--- Provided records ---

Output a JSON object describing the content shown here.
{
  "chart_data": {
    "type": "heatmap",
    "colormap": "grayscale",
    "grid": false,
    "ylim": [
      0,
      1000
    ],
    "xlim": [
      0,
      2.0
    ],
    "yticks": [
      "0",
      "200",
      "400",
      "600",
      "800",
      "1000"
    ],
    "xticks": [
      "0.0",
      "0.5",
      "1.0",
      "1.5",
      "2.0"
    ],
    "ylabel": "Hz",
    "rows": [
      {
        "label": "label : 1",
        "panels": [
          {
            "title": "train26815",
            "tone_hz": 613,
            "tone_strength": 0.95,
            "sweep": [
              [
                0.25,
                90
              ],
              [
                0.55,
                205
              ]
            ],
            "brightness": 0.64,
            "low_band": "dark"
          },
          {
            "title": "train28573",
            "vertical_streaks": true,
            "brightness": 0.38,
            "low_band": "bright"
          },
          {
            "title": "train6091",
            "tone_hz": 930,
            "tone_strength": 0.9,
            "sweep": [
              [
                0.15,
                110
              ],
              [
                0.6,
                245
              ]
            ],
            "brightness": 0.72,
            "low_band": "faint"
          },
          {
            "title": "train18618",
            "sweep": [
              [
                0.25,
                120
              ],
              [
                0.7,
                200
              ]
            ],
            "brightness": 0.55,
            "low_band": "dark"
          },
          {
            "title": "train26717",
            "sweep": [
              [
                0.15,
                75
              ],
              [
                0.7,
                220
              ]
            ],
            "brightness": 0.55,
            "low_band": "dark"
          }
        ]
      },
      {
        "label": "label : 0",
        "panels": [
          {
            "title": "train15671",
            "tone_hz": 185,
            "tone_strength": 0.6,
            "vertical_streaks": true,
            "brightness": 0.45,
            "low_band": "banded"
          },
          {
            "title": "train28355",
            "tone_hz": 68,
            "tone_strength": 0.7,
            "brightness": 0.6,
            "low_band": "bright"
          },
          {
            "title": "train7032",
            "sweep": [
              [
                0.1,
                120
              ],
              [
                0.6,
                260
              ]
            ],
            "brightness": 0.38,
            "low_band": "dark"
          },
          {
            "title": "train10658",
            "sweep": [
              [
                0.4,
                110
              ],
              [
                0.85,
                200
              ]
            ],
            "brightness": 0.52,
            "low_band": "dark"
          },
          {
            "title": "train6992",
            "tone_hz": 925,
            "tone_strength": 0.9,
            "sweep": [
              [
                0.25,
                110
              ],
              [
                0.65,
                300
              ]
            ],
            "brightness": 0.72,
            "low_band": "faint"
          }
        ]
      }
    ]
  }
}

--- What you should do ---
Report how many lines hold the string "brightness", giving the number and nothing else.

--- Correct response ---
10